— Start of GIVEN RECORDS —

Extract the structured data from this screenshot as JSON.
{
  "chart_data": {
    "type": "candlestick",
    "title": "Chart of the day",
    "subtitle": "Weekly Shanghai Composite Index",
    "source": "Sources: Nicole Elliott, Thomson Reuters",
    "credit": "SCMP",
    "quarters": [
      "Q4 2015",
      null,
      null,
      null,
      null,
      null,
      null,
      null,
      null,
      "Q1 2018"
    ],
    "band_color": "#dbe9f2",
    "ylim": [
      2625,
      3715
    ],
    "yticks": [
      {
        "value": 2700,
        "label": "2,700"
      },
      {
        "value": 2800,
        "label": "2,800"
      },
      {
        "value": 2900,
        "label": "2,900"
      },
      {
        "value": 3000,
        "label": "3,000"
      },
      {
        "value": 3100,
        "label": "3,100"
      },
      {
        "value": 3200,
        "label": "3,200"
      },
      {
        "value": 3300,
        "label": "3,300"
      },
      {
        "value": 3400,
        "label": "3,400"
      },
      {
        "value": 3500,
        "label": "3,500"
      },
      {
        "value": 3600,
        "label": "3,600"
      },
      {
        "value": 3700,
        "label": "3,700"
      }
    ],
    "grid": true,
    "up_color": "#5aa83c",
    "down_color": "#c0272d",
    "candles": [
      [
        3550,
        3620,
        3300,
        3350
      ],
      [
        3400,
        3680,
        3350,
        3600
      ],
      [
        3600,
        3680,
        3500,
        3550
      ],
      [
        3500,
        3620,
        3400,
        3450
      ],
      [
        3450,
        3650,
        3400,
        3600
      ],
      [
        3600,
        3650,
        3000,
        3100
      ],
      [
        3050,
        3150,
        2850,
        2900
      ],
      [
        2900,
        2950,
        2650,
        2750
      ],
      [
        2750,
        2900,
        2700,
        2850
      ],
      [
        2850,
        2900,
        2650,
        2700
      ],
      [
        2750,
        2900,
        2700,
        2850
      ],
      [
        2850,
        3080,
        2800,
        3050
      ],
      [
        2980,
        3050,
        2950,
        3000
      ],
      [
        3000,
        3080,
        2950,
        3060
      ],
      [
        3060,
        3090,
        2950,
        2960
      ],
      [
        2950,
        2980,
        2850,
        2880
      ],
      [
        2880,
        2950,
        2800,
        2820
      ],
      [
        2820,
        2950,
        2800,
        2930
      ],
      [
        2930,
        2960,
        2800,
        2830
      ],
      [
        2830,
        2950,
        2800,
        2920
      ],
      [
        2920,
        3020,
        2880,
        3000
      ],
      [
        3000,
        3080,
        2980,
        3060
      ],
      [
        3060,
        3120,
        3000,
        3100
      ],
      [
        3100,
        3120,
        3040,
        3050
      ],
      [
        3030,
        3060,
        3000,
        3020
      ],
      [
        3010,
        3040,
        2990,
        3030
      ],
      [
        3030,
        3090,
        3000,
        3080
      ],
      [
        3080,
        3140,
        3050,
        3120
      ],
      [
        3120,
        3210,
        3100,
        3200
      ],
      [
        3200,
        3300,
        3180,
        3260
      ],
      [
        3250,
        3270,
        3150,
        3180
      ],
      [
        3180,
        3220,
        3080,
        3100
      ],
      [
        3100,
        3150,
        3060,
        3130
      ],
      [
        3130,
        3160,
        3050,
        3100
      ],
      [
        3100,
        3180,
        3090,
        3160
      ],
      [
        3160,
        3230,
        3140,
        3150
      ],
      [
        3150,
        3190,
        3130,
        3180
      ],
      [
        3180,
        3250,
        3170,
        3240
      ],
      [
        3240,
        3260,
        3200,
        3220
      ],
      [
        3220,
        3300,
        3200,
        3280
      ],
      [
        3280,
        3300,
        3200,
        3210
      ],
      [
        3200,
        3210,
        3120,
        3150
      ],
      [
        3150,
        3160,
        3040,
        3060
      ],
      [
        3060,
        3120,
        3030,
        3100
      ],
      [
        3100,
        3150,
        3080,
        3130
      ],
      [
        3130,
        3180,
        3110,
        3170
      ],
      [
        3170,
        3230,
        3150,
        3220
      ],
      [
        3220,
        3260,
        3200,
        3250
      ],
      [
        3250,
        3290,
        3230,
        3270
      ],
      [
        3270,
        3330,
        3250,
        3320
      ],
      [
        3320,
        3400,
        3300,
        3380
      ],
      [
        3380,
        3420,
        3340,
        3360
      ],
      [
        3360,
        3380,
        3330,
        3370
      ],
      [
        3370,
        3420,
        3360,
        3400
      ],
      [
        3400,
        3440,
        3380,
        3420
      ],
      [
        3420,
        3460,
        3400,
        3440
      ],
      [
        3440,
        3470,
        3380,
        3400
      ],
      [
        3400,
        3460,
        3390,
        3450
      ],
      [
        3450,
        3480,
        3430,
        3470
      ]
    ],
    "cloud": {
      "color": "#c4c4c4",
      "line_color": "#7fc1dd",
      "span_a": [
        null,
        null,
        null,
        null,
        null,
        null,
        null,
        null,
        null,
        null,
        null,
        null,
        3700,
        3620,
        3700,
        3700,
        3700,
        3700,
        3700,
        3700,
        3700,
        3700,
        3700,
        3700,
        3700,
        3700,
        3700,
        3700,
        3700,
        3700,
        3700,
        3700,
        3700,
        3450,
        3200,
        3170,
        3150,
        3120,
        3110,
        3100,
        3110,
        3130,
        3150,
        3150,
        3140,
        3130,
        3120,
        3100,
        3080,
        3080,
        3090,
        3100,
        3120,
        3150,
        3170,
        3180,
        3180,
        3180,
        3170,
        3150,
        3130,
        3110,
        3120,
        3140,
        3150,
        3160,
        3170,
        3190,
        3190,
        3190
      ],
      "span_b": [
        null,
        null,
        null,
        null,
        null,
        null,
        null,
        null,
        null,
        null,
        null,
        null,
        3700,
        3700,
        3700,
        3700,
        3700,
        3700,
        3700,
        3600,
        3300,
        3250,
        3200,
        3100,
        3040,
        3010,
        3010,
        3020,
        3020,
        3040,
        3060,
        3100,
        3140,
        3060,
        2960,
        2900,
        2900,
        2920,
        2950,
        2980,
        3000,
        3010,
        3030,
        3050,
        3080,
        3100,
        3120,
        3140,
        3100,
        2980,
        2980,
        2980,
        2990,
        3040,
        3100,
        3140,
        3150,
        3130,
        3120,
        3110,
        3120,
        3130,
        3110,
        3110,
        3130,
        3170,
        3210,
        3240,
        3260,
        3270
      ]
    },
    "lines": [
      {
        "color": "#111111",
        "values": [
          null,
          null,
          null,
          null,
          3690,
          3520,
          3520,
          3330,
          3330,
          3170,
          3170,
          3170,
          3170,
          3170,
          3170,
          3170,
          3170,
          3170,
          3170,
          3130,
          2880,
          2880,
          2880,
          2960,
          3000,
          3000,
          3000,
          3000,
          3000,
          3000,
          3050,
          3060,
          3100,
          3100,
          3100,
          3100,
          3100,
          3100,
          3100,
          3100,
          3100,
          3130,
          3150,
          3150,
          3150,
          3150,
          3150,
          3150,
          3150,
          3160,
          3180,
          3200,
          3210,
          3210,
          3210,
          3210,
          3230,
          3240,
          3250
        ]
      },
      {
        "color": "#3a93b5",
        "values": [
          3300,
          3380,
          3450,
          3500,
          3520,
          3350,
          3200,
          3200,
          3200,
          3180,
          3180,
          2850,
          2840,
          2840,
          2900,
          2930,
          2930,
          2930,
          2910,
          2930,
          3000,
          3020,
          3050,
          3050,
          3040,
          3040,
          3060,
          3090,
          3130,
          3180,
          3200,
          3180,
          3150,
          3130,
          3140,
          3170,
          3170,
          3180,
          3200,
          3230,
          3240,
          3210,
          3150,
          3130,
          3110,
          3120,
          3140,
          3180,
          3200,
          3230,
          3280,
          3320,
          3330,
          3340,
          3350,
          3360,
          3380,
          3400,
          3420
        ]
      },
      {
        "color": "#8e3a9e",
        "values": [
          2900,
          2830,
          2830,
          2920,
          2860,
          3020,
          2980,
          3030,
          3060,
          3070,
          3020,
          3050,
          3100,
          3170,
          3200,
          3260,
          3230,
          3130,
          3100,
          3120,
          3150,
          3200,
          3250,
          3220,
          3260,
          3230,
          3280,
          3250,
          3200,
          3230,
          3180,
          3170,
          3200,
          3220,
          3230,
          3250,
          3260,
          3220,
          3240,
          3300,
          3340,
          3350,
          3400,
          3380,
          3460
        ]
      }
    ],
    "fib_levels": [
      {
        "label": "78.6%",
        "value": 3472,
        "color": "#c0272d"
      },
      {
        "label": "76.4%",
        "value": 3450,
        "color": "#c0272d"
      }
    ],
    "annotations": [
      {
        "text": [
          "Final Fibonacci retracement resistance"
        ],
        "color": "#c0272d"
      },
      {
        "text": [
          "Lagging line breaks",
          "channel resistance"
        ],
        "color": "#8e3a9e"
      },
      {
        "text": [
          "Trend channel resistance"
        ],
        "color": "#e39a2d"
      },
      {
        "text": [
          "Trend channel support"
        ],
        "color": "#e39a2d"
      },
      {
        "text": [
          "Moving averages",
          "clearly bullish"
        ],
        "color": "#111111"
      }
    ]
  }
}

— End of GIVEN RECORDS —

§ YOUR TASK
Pick out the lines that have the word "channel". Copy them all.

§ CORRECT RESPONSE
          "channel resistance"
          "Trend channel resistance"
          "Trend channel support"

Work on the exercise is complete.